- [GIVEN INFORMATION]:
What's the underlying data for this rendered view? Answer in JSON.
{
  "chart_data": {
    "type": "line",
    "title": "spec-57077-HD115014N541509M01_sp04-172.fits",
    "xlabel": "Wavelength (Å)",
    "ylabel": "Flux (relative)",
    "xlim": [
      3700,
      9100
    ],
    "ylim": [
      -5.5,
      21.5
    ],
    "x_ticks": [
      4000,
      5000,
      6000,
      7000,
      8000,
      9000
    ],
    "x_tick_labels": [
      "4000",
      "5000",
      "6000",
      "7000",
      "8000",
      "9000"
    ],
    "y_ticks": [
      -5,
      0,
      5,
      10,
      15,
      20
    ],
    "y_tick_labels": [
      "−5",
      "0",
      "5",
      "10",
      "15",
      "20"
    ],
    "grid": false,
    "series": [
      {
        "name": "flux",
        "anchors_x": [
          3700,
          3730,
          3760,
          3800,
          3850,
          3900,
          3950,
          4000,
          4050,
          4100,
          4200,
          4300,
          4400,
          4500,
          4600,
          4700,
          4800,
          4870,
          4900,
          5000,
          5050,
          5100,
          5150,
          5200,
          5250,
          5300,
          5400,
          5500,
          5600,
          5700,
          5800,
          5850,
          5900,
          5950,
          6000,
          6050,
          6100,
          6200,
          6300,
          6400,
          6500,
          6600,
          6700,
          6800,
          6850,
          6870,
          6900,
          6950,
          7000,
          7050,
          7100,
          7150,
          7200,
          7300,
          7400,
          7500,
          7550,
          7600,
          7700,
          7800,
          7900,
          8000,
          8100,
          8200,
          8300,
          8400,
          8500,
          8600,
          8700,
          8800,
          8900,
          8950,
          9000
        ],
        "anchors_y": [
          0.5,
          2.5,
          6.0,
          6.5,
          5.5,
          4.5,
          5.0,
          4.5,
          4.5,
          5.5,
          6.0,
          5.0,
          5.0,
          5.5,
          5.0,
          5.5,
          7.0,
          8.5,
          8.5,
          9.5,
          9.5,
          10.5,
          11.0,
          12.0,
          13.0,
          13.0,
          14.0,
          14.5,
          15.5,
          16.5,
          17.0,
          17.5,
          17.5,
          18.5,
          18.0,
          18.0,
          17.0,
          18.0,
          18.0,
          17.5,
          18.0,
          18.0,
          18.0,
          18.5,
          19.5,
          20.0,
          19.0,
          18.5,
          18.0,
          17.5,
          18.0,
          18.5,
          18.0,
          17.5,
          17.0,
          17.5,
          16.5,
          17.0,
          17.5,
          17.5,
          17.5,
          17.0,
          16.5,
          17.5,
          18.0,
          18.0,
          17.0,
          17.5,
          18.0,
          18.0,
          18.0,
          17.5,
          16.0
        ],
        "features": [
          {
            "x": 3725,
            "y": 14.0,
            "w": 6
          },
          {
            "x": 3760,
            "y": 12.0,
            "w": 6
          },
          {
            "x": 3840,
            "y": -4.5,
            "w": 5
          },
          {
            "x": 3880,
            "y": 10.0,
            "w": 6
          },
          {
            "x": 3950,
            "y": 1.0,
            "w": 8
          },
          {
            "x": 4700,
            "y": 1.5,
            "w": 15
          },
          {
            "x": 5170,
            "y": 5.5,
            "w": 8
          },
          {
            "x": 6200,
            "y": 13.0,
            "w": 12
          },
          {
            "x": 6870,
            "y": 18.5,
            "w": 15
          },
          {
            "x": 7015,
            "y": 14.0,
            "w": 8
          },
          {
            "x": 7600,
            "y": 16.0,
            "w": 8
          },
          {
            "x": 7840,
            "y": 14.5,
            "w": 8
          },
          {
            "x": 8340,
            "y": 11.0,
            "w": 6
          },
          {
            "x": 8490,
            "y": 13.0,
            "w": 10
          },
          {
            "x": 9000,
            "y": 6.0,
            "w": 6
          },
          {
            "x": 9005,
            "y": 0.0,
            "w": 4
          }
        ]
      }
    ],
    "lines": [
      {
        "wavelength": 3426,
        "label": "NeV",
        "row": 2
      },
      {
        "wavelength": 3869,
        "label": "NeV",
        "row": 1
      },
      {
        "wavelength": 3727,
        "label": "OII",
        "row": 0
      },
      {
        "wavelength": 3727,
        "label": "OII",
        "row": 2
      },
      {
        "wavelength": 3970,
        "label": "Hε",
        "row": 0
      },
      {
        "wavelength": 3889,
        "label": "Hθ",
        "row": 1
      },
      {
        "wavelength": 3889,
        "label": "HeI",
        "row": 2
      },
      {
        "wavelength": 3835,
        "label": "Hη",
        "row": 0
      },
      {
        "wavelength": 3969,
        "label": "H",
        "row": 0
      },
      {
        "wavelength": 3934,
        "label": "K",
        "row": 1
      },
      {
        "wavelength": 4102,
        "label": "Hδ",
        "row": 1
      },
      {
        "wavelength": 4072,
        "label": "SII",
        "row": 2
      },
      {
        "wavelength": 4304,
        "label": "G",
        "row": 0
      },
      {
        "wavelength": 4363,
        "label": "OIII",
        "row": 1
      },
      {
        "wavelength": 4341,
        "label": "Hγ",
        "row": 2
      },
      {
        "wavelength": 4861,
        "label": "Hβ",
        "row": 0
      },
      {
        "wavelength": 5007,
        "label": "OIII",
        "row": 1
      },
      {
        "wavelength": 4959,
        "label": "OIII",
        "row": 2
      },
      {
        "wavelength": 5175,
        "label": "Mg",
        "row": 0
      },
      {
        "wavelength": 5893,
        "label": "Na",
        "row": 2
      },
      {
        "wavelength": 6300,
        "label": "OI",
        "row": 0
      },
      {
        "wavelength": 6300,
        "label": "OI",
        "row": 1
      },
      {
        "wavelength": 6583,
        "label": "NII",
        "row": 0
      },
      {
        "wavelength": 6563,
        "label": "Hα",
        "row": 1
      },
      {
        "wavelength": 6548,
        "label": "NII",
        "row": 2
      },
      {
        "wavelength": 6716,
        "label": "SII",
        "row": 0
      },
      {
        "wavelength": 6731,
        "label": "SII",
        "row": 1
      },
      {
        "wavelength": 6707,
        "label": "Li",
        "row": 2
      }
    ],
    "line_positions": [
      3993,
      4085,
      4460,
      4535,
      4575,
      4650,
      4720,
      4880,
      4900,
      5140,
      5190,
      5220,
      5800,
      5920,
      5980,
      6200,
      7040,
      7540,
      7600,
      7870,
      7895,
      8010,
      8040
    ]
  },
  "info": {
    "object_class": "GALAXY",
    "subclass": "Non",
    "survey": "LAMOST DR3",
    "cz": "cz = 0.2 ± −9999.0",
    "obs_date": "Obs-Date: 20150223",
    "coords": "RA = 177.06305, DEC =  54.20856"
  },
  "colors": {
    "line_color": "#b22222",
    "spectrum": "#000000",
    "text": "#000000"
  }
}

...

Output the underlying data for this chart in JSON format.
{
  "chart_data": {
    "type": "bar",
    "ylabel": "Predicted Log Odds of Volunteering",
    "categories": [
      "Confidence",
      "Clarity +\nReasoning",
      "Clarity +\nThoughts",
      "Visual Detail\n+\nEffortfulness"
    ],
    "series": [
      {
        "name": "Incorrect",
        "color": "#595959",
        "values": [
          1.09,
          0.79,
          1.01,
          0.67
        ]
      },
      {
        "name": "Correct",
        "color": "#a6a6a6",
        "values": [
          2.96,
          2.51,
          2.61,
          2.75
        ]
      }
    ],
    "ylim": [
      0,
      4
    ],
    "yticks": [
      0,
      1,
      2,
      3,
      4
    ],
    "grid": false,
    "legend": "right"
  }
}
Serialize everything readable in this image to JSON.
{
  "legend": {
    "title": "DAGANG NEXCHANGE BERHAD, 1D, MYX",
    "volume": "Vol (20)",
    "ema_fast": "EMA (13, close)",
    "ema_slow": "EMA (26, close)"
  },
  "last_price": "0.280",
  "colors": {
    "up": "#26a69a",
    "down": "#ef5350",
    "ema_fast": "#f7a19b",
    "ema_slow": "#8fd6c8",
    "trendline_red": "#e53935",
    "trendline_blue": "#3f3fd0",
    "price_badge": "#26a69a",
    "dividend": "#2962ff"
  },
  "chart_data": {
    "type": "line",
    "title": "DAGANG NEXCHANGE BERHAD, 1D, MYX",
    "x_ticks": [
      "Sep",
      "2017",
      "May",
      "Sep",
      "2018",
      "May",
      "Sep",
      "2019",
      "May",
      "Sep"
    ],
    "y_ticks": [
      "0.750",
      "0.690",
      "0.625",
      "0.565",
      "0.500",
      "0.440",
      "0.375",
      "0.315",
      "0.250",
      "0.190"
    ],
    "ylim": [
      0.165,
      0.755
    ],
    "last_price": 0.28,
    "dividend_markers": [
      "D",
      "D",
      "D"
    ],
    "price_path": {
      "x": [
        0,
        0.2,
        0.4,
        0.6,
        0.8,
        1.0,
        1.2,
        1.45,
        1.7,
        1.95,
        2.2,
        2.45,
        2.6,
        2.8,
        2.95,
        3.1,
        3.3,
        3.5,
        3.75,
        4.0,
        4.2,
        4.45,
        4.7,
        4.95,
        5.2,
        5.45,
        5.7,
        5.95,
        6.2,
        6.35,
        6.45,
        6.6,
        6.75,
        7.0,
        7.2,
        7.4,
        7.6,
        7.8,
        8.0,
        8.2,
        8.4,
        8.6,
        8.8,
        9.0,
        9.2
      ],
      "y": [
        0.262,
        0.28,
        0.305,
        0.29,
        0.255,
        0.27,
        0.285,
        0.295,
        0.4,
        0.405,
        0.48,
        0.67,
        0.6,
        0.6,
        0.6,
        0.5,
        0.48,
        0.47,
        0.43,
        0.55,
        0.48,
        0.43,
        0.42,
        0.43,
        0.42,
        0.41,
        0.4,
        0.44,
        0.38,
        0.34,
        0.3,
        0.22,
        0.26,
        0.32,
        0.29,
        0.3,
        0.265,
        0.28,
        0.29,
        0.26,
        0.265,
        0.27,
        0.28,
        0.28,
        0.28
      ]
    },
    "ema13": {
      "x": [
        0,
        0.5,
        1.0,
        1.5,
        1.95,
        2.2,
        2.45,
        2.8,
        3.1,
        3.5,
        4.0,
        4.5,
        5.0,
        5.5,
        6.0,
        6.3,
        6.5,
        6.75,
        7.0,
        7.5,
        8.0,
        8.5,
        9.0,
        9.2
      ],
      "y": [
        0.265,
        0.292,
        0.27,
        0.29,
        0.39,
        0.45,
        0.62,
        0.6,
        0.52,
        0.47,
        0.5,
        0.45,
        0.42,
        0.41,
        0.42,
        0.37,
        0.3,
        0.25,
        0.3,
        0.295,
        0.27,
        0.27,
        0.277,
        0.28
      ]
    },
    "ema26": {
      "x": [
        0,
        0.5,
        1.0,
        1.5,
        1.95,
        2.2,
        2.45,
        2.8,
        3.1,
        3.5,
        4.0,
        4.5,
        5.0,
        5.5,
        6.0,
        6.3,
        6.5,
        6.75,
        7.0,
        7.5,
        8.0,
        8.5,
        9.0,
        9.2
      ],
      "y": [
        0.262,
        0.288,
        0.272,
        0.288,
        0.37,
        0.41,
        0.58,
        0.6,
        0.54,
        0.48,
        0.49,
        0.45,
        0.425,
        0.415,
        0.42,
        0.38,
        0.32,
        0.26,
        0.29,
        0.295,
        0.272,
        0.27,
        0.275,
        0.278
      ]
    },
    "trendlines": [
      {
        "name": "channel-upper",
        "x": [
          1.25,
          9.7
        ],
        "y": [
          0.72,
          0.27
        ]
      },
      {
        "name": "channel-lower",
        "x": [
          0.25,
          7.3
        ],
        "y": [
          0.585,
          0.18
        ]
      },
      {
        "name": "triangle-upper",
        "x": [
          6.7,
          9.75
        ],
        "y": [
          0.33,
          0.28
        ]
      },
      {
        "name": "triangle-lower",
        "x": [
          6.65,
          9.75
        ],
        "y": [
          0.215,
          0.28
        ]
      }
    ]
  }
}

---

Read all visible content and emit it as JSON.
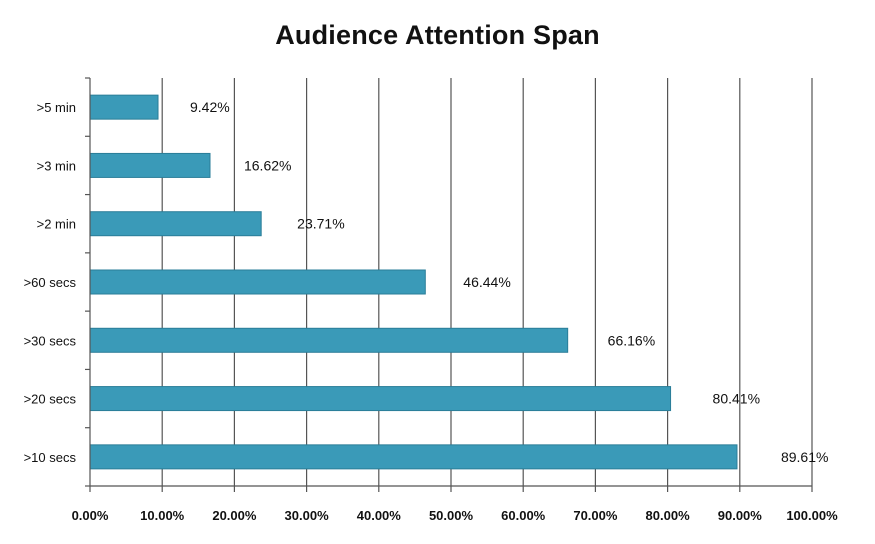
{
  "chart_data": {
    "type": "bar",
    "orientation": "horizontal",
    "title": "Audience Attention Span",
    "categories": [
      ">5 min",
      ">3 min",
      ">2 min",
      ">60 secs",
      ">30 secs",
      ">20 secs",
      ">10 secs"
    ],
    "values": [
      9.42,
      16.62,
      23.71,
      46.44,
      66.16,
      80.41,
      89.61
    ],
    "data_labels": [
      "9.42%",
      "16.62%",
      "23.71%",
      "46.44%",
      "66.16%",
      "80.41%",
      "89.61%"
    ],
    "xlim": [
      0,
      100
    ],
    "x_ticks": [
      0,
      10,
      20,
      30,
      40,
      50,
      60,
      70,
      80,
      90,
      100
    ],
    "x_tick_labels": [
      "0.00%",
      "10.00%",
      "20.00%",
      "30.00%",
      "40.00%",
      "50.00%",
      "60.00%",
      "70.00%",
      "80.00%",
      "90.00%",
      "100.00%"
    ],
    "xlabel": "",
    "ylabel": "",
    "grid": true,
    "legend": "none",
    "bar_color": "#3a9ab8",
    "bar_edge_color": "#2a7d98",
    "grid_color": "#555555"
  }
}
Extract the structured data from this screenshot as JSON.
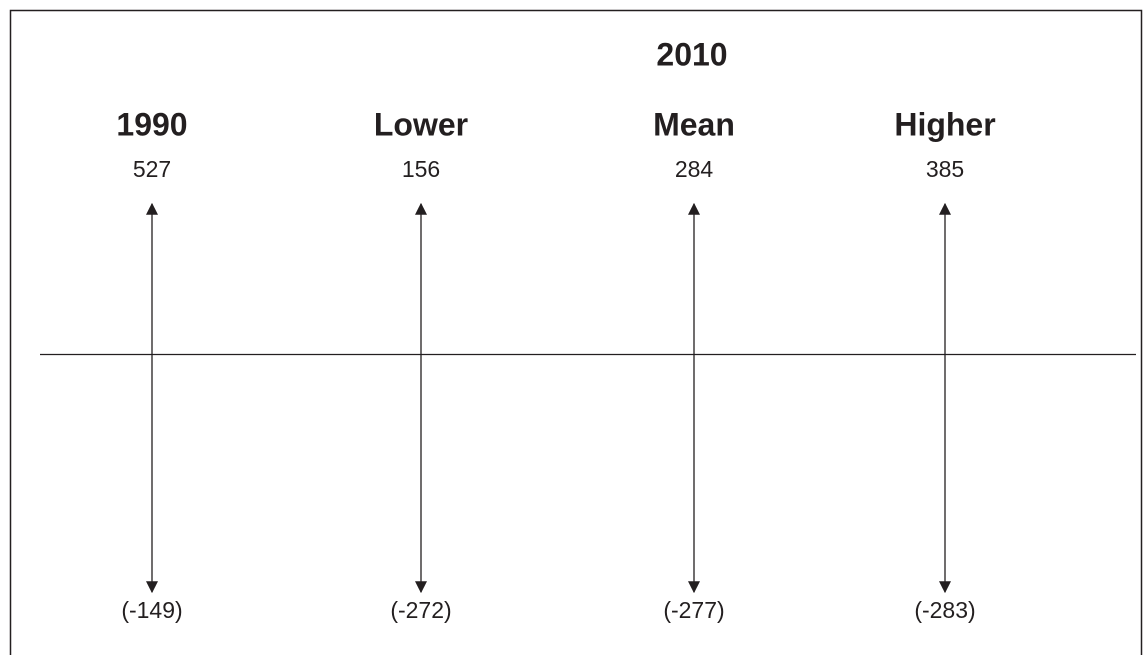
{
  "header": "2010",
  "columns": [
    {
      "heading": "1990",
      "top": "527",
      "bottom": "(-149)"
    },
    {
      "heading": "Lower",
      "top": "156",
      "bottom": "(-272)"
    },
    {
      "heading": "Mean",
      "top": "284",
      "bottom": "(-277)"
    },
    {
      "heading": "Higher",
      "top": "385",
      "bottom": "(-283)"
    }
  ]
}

- [WHAT IS BEING ASKED]: Using the listing, collect all lines in which the string "close" is found.

- [ANSWER IN FULL]:
    "ema_fast": "EMA (13, close)",
    "ema_slow": "EMA (26, close)"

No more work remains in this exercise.